(Data tied to figure images)
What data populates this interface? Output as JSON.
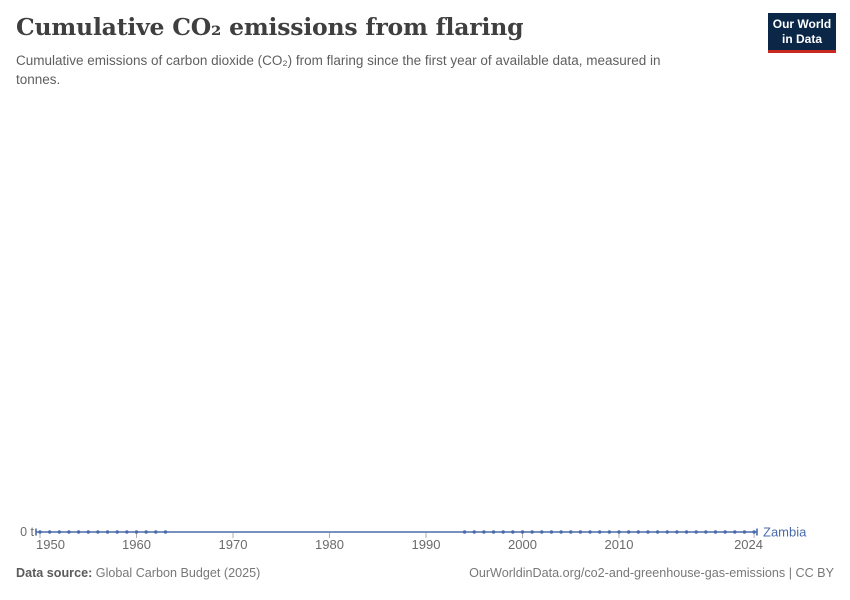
{
  "header": {
    "title": "Cumulative CO₂ emissions from flaring",
    "subtitle_line1": "Cumulative emissions of carbon dioxide (CO₂) from flaring since the first year of available data, measured in",
    "subtitle_line2": "tonnes.",
    "logo": {
      "line1": "Our World",
      "line2": "in Data"
    }
  },
  "footer": {
    "source_label": "Data source:",
    "source_value": "Global Carbon Budget (2025)",
    "rights": "OurWorldinData.org/co2-and-greenhouse-gas-emissions | CC BY"
  },
  "colors": {
    "series_blue": "#4a6bab",
    "axis_tick": "#adadad",
    "tick_label": "#6b6b6b",
    "zero_label": "#6b6b6b"
  },
  "chart_data": {
    "type": "line",
    "title": "Cumulative CO₂ emissions from flaring",
    "ylabel": "tonnes",
    "unit": "t",
    "zero_label": "0 t",
    "grid": false,
    "legend_position": "line-end",
    "x_range": [
      1950,
      2024
    ],
    "x_ticks": [
      1950,
      1960,
      1970,
      1980,
      1990,
      2000,
      2010,
      2024
    ],
    "y_range_shown": [
      0,
      0
    ],
    "series": [
      {
        "name": "Zambia",
        "gap_connected": true,
        "segments": [
          {
            "years": [
              1950,
              1951,
              1952,
              1953,
              1954,
              1955,
              1956,
              1957,
              1958,
              1959,
              1960,
              1961,
              1962,
              1963
            ],
            "values": [
              0,
              0,
              0,
              0,
              0,
              0,
              0,
              0,
              0,
              0,
              0,
              0,
              0,
              0
            ]
          },
          {
            "years": [
              1994,
              1995,
              1996,
              1997,
              1998,
              1999,
              2000,
              2001,
              2002,
              2003,
              2004,
              2005,
              2006,
              2007,
              2008,
              2009,
              2010,
              2011,
              2012,
              2013,
              2014,
              2015,
              2016,
              2017,
              2018,
              2019,
              2020,
              2021,
              2022,
              2023,
              2024
            ],
            "values": [
              0,
              0,
              0,
              0,
              0,
              0,
              0,
              0,
              0,
              0,
              0,
              0,
              0,
              0,
              0,
              0,
              0,
              0,
              0,
              0,
              0,
              0,
              0,
              0,
              0,
              0,
              0,
              0,
              0,
              0,
              0
            ]
          }
        ]
      }
    ]
  }
}
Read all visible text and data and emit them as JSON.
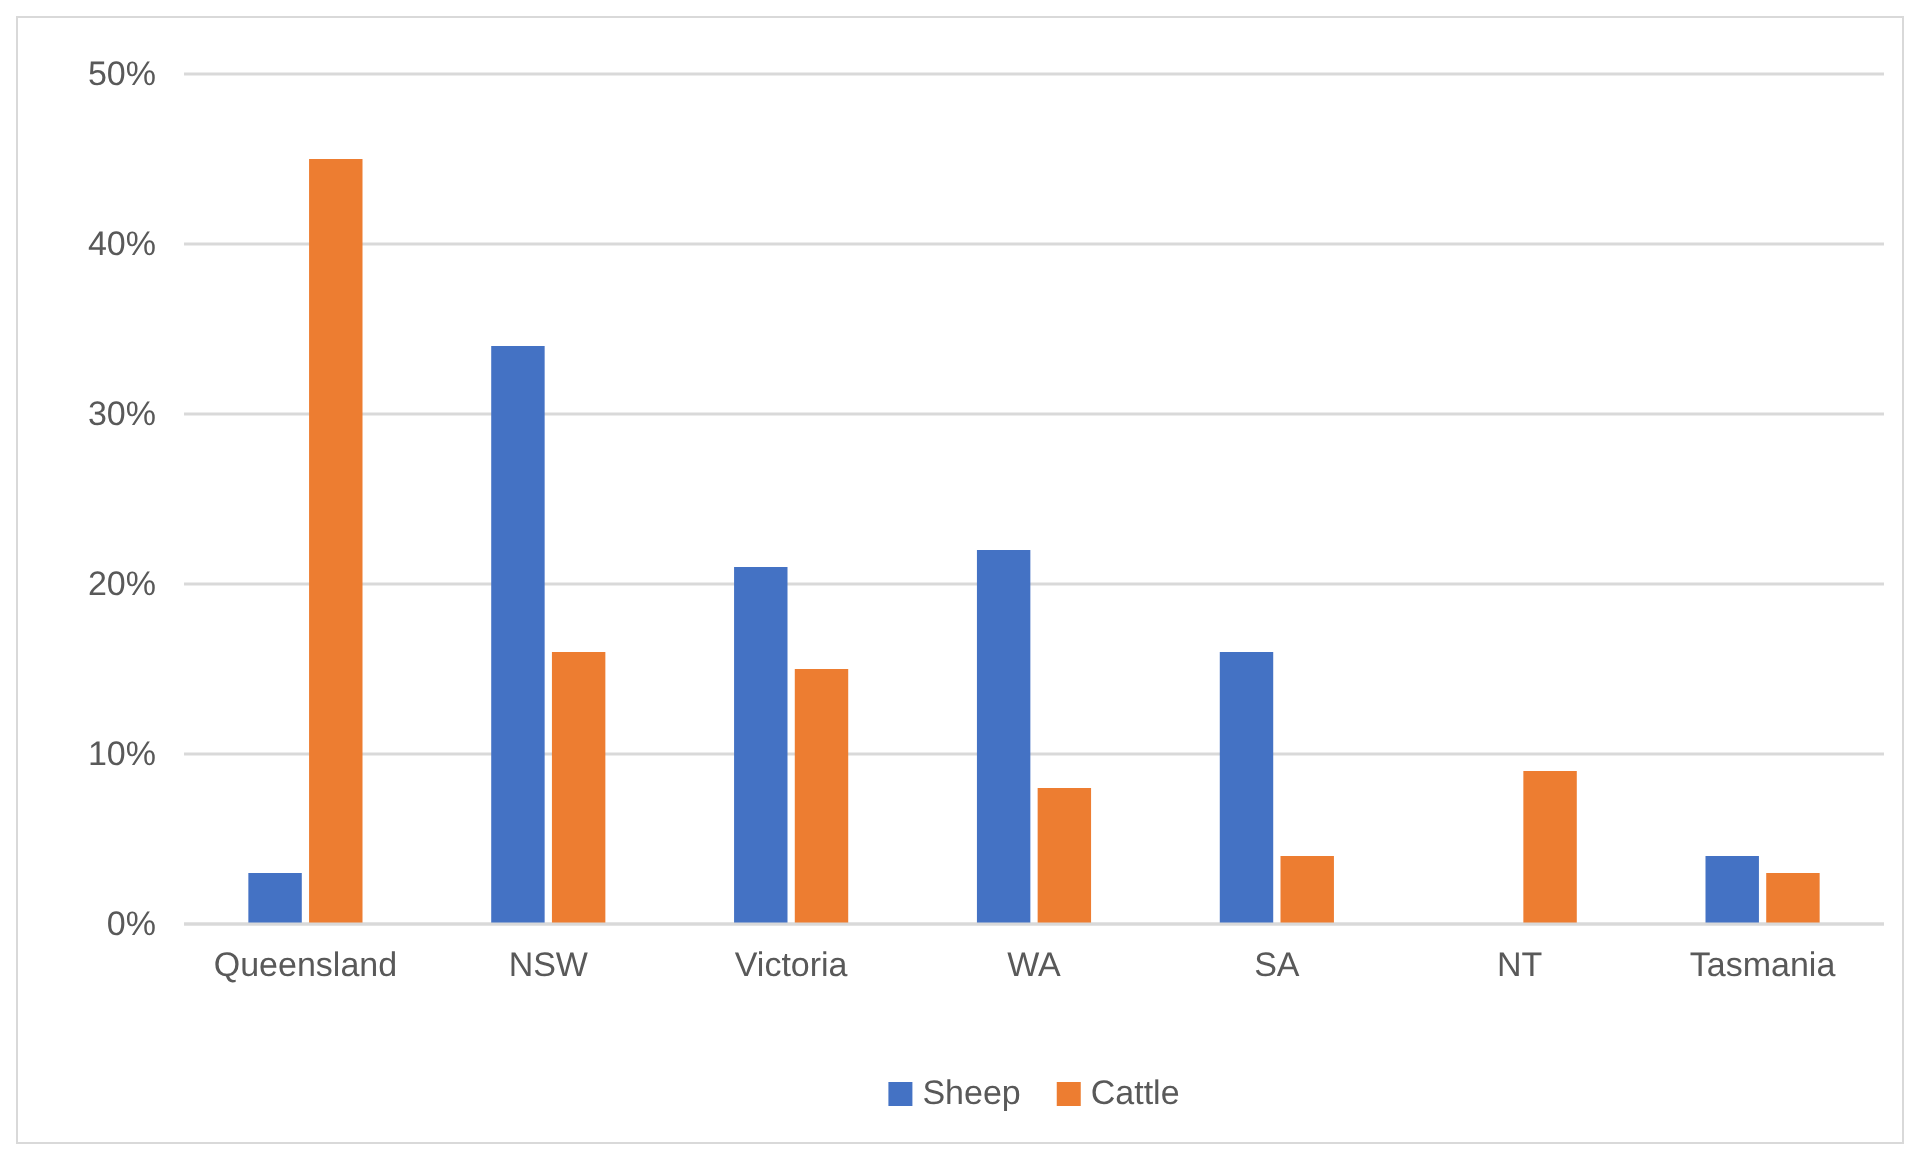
{
  "chart_data": {
    "type": "bar",
    "categories": [
      "Queensland",
      "NSW",
      "Victoria",
      "WA",
      "SA",
      "NT",
      "Tasmania"
    ],
    "series": [
      {
        "name": "Sheep",
        "color": "#4472c4",
        "values": [
          3,
          34,
          21,
          22,
          16,
          0,
          4
        ]
      },
      {
        "name": "Cattle",
        "color": "#ed7d31",
        "values": [
          45,
          16,
          15,
          8,
          4,
          9,
          3
        ]
      }
    ],
    "ylim": [
      0,
      50
    ],
    "yticks": [
      {
        "value": 0,
        "label": "0%"
      },
      {
        "value": 10,
        "label": "10%"
      },
      {
        "value": 20,
        "label": "20%"
      },
      {
        "value": 30,
        "label": "30%"
      },
      {
        "value": 40,
        "label": "40%"
      },
      {
        "value": 50,
        "label": "50%"
      }
    ],
    "grid": "y",
    "legend": "bottom"
  }
}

Task requirements: Extract the entries in full, exactly as they are, minus the pictures.

Complete response:
What data populates this interface? Output as JSON.
{
  "header": {
    "title": "Cumulative CO₂ emissions from flaring",
    "subtitle_line1": "Cumulative emissions of carbon dioxide (CO₂) from flaring since the first year of available data, measured in",
    "subtitle_line2": "tonnes.",
    "logo": {
      "line1": "Our World",
      "line2": "in Data"
    }
  },
  "footer": {
    "source_label": "Data source:",
    "source_value": "Global Carbon Budget (2025)",
    "rights": "OurWorldinData.org/co2-and-greenhouse-gas-emissions | CC BY"
  },
  "colors": {
    "series_blue": "#4a6bab",
    "axis_tick": "#adadad",
    "tick_label": "#6b6b6b",
    "zero_label": "#6b6b6b"
  },
  "chart_data": {
    "type": "line",
    "title": "Cumulative CO₂ emissions from flaring",
    "ylabel": "tonnes",
    "unit": "t",
    "zero_label": "0 t",
    "grid": false,
    "legend_position": "line-end",
    "x_range": [
      1950,
      2024
    ],
    "x_ticks": [
      1950,
      1960,
      1970,
      1980,
      1990,
      2000,
      2010,
      2024
    ],
    "y_range_shown": [
      0,
      0
    ],
    "series": [
      {
        "name": "Zambia",
        "gap_connected": true,
        "segments": [
          {
            "years": [
              1950,
              1951,
              1952,
              1953,
              1954,
              1955,
              1956,
              1957,
              1958,
              1959,
              1960,
              1961,
              1962,
              1963
            ],
            "values": [
              0,
              0,
              0,
              0,
              0,
              0,
              0,
              0,
              0,
              0,
              0,
              0,
              0,
              0
            ]
          },
          {
            "years": [
              1994,
              1995,
              1996,
              1997,
              1998,
              1999,
              2000,
              2001,
              2002,
              2003,
              2004,
              2005,
              2006,
              2007,
              2008,
              2009,
              2010,
              2011,
              2012,
              2013,
              2014,
              2015,
              2016,
              2017,
              2018,
              2019,
              2020,
              2021,
              2022,
              2023,
              2024
            ],
            "values": [
              0,
              0,
              0,
              0,
              0,
              0,
              0,
              0,
              0,
              0,
              0,
              0,
              0,
              0,
              0,
              0,
              0,
              0,
              0,
              0,
              0,
              0,
              0,
              0,
              0,
              0,
              0,
              0,
              0,
              0,
              0
            ]
          }
        ]
      }
    ]
  }
}
Read all visible text and data and emit them as JSON.
{
  "chart_data": {
    "type": "bar",
    "categories": [
      "Queensland",
      "NSW",
      "Victoria",
      "WA",
      "SA",
      "NT",
      "Tasmania"
    ],
    "series": [
      {
        "name": "Sheep",
        "color": "#4472c4",
        "values": [
          3,
          34,
          21,
          22,
          16,
          0,
          4
        ]
      },
      {
        "name": "Cattle",
        "color": "#ed7d31",
        "values": [
          45,
          16,
          15,
          8,
          4,
          9,
          3
        ]
      }
    ],
    "ylim": [
      0,
      50
    ],
    "yticks": [
      {
        "value": 0,
        "label": "0%"
      },
      {
        "value": 10,
        "label": "10%"
      },
      {
        "value": 20,
        "label": "20%"
      },
      {
        "value": 30,
        "label": "30%"
      },
      {
        "value": 40,
        "label": "40%"
      },
      {
        "value": 50,
        "label": "50%"
      }
    ],
    "grid": "y",
    "legend": "bottom"
  }
}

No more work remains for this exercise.